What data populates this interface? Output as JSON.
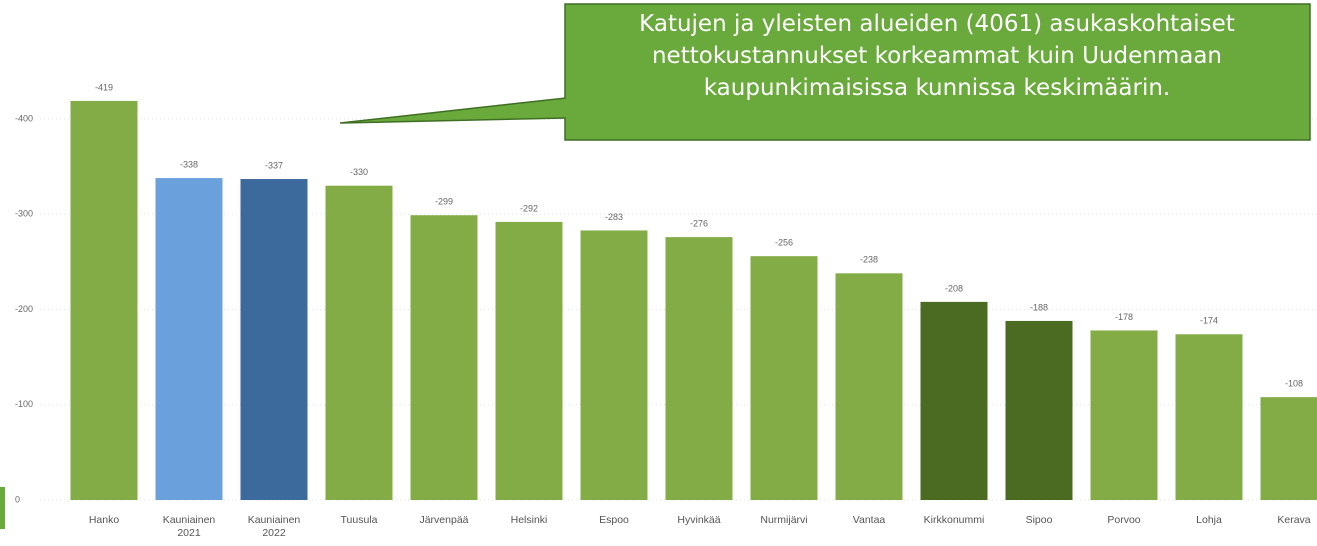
{
  "chart_data": {
    "type": "bar",
    "categories": [
      "Hanko",
      "Kauniainen 2021",
      "Kauniainen 2022",
      "Tuusula",
      "Järvenpää",
      "Helsinki",
      "Espoo",
      "Hyvinkää",
      "Nurmijärvi",
      "Vantaa",
      "Kirkkonummi",
      "Sipoo",
      "Porvoo",
      "Lohja",
      "Kerava"
    ],
    "values": [
      -419,
      -338,
      -337,
      -330,
      -299,
      -292,
      -283,
      -276,
      -256,
      -238,
      -208,
      -188,
      -178,
      -174,
      -108
    ],
    "colors": [
      "#84ac46",
      "#6aa0dc",
      "#3d6a9c",
      "#84ac46",
      "#84ac46",
      "#84ac46",
      "#84ac46",
      "#84ac46",
      "#84ac46",
      "#84ac46",
      "#4b6b23",
      "#4b6b23",
      "#84ac46",
      "#84ac46",
      "#84ac46"
    ],
    "ylim": [
      0,
      -450
    ],
    "yticks": [
      0,
      -100,
      -200,
      -300,
      -400
    ],
    "grid": true,
    "annotation_lines": [
      "Katujen ja yleisten alueiden (4061) asukaskohtaiset",
      "nettokustannukset korkeammat kuin Uudenmaan",
      "kaupunkimaisissa kunnissa keskimäärin."
    ]
  }
}
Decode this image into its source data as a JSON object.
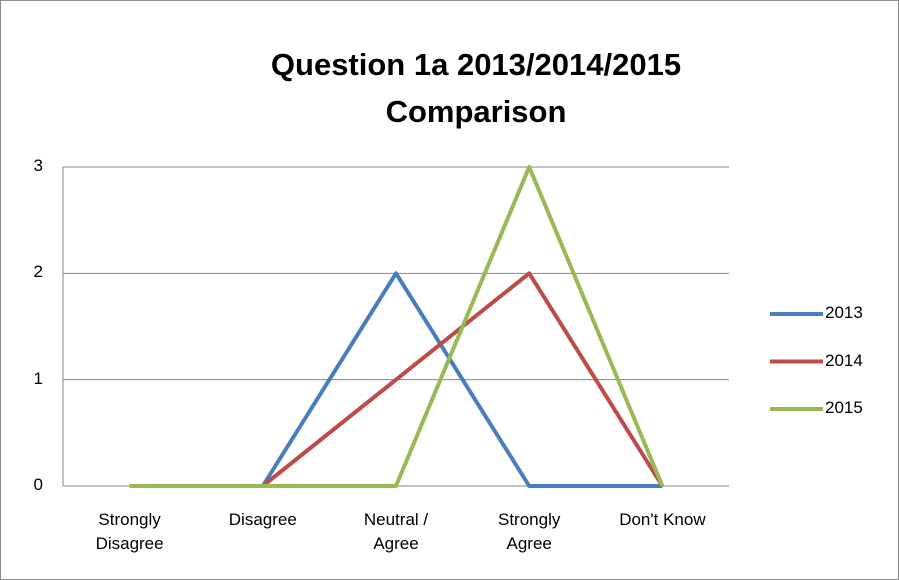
{
  "chart_data": {
    "type": "line",
    "title": "Question 1a 2013/2014/2015 Comparison",
    "categories": [
      "Strongly Disagree",
      "Disagree",
      "Neutral / Agree",
      "Strongly Agree",
      "Don't Know"
    ],
    "series": [
      {
        "name": "2013",
        "color": "#4a7ebb",
        "values": [
          0,
          0,
          2,
          0,
          0
        ]
      },
      {
        "name": "2014",
        "color": "#be4b48",
        "values": [
          0,
          0,
          1,
          2,
          0
        ]
      },
      {
        "name": "2015",
        "color": "#98b954",
        "values": [
          0,
          0,
          0,
          3,
          0
        ]
      }
    ],
    "ylim": [
      0,
      3
    ],
    "yticks": [
      0,
      1,
      2,
      3
    ],
    "grid": true,
    "legend": "right"
  }
}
========================================
Copy out exactly the lines from the one with "Decode this image" through the end of the listing, both ends included, omitting any picture.

### The output
Decode this image into its source data as a JSON object.
{
  "chart_data": {
    "type": "line",
    "title": "Question 1a 2013/2014/2015 Comparison",
    "categories": [
      "Strongly Disagree",
      "Disagree",
      "Neutral / Agree",
      "Strongly Agree",
      "Don't Know"
    ],
    "series": [
      {
        "name": "2013",
        "color": "#4a7ebb",
        "values": [
          0,
          0,
          2,
          0,
          0
        ]
      },
      {
        "name": "2014",
        "color": "#be4b48",
        "values": [
          0,
          0,
          1,
          2,
          0
        ]
      },
      {
        "name": "2015",
        "color": "#98b954",
        "values": [
          0,
          0,
          0,
          3,
          0
        ]
      }
    ],
    "ylim": [
      0,
      3
    ],
    "yticks": [
      0,
      1,
      2,
      3
    ],
    "grid": true,
    "legend": "right"
  }
}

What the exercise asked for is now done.